# EXERCISE GOAL
Search the material below for the string "name" and extract each line that has it.

[Figure contents as structured data]
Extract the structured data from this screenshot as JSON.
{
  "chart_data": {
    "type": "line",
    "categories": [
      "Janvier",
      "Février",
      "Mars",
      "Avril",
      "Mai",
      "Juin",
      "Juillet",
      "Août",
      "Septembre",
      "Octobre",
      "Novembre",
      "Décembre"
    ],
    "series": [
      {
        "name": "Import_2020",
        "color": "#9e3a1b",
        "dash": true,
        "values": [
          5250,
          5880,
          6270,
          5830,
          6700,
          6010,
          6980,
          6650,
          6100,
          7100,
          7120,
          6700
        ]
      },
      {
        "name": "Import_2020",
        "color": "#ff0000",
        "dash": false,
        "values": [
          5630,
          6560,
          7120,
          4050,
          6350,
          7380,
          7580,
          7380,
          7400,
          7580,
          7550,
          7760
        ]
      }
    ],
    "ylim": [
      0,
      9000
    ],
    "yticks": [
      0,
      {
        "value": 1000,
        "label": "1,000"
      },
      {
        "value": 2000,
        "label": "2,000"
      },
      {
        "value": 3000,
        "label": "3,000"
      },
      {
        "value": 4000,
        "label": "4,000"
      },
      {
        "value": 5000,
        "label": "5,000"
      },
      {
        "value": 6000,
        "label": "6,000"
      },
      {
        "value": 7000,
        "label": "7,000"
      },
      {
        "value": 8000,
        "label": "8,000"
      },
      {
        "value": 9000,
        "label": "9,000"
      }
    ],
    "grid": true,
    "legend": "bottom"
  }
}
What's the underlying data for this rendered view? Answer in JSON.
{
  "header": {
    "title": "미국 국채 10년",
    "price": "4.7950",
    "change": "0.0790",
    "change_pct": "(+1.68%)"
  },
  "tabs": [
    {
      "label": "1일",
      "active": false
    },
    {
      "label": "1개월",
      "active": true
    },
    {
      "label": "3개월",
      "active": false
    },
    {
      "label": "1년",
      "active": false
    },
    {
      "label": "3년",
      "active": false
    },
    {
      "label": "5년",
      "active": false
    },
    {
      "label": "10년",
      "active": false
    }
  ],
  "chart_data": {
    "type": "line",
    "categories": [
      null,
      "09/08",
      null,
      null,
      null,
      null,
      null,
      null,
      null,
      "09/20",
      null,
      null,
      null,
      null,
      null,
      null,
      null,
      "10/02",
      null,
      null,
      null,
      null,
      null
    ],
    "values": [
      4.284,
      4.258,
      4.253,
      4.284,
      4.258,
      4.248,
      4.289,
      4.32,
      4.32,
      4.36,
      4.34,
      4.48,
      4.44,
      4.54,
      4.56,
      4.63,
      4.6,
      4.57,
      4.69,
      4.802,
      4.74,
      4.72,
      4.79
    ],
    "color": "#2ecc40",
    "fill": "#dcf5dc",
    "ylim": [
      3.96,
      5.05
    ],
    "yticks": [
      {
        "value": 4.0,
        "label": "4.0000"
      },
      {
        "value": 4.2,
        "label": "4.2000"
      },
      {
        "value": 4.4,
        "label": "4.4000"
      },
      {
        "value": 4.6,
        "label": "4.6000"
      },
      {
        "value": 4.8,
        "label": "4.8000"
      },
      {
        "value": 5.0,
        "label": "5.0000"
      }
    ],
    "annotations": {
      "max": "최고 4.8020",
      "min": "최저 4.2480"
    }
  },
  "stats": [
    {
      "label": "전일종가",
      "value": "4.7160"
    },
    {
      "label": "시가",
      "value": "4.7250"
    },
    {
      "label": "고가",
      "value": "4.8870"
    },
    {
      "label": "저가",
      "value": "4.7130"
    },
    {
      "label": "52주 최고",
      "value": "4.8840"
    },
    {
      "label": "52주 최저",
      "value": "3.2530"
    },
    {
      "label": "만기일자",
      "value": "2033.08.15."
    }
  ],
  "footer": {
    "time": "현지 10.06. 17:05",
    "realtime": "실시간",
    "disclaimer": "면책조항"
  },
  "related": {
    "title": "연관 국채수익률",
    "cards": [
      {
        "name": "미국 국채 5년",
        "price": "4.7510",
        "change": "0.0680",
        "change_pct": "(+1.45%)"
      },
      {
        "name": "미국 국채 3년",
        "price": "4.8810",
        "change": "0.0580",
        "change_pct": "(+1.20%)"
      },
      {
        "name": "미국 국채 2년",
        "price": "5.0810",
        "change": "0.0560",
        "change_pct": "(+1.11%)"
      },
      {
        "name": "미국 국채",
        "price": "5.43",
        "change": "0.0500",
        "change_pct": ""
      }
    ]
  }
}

# RESPONSE
        "name": "Import_2020",
        "name": "Import_2020",
        "name": "미국 국채 5년",
        "name": "미국 국채 3년",
        "name": "미국 국채 2년",
        "name": "미국 국채",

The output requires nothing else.